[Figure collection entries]

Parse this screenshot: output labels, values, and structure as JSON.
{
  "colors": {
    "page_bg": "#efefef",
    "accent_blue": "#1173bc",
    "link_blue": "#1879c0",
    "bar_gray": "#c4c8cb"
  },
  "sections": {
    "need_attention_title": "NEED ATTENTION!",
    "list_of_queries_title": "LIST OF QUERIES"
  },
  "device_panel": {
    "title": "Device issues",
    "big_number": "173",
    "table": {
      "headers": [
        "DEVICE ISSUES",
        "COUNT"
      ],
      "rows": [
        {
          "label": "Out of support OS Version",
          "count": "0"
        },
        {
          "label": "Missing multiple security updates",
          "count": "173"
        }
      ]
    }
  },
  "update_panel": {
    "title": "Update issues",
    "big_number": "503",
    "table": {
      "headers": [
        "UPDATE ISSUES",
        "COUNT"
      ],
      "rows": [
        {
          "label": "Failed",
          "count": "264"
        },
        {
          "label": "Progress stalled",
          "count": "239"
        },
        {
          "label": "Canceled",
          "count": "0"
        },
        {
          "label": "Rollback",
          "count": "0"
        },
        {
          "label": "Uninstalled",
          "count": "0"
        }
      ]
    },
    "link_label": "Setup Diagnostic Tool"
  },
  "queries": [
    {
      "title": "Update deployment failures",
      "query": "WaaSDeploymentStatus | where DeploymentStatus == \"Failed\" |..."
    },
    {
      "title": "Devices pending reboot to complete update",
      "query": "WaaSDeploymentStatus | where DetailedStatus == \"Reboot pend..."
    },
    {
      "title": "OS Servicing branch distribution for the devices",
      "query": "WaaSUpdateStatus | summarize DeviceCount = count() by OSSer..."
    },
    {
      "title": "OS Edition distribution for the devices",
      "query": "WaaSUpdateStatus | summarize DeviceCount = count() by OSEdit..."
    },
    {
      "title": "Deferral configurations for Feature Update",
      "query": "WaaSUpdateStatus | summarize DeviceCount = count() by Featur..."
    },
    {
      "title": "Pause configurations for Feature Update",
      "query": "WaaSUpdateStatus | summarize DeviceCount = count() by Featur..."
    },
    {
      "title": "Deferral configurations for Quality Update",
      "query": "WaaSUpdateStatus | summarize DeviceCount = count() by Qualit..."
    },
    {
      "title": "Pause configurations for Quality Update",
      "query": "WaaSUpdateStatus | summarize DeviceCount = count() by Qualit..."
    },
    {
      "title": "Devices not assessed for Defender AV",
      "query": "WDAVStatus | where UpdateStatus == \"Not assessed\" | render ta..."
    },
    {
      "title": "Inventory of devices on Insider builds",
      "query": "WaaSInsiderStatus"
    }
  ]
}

Exercise goal: Each entry is to be returned in full, character for character.

Correct answer:
Parse this screenshot: output labels, values, and structure as JSON.
{
  "colors": {
    "page_bg": "#efefef",
    "accent_blue": "#1173bc",
    "link_blue": "#1879c0",
    "bar_gray": "#c4c8cb"
  },
  "sections": {
    "need_attention_title": "NEED ATTENTION!",
    "list_of_queries_title": "LIST OF QUERIES"
  },
  "device_panel": {
    "title": "Device issues",
    "big_number": "173",
    "table": {
      "headers": [
        "DEVICE ISSUES",
        "COUNT"
      ],
      "rows": [
        {
          "label": "Out of support OS Version",
          "count": "0"
        },
        {
          "label": "Missing multiple security updates",
          "count": "173"
        }
      ]
    }
  },
  "update_panel": {
    "title": "Update issues",
    "big_number": "503",
    "table": {
      "headers": [
        "UPDATE ISSUES",
        "COUNT"
      ],
      "rows": [
        {
          "label": "Failed",
          "count": "264"
        },
        {
          "label": "Progress stalled",
          "count": "239"
        },
        {
          "label": "Canceled",
          "count": "0"
        },
        {
          "label": "Rollback",
          "count": "0"
        },
        {
          "label": "Uninstalled",
          "count": "0"
        }
      ]
    },
    "link_label": "Setup Diagnostic Tool"
  },
  "queries": [
    {
      "title": "Update deployment failures",
      "query": "WaaSDeploymentStatus | where DeploymentStatus == \"Failed\" |..."
    },
    {
      "title": "Devices pending reboot to complete update",
      "query": "WaaSDeploymentStatus | where DetailedStatus == \"Reboot pend..."
    },
    {
      "title": "OS Servicing branch distribution for the devices",
      "query": "WaaSUpdateStatus | summarize DeviceCount = count() by OSSer..."
    },
    {
      "title": "OS Edition distribution for the devices",
      "query": "WaaSUpdateStatus | summarize DeviceCount = count() by OSEdit..."
    },
    {
      "title": "Deferral configurations for Feature Update",
      "query": "WaaSUpdateStatus | summarize DeviceCount = count() by Featur..."
    },
    {
      "title": "Pause configurations for Feature Update",
      "query": "WaaSUpdateStatus | summarize DeviceCount = count() by Featur..."
    },
    {
      "title": "Deferral configurations for Quality Update",
      "query": "WaaSUpdateStatus | summarize DeviceCount = count() by Qualit..."
    },
    {
      "title": "Pause configurations for Quality Update",
      "query": "WaaSUpdateStatus | summarize DeviceCount = count() by Qualit..."
    },
    {
      "title": "Devices not assessed for Defender AV",
      "query": "WDAVStatus | where UpdateStatus == \"Not assessed\" | render ta..."
    },
    {
      "title": "Inventory of devices on Insider builds",
      "query": "WaaSInsiderStatus"
    }
  ]
}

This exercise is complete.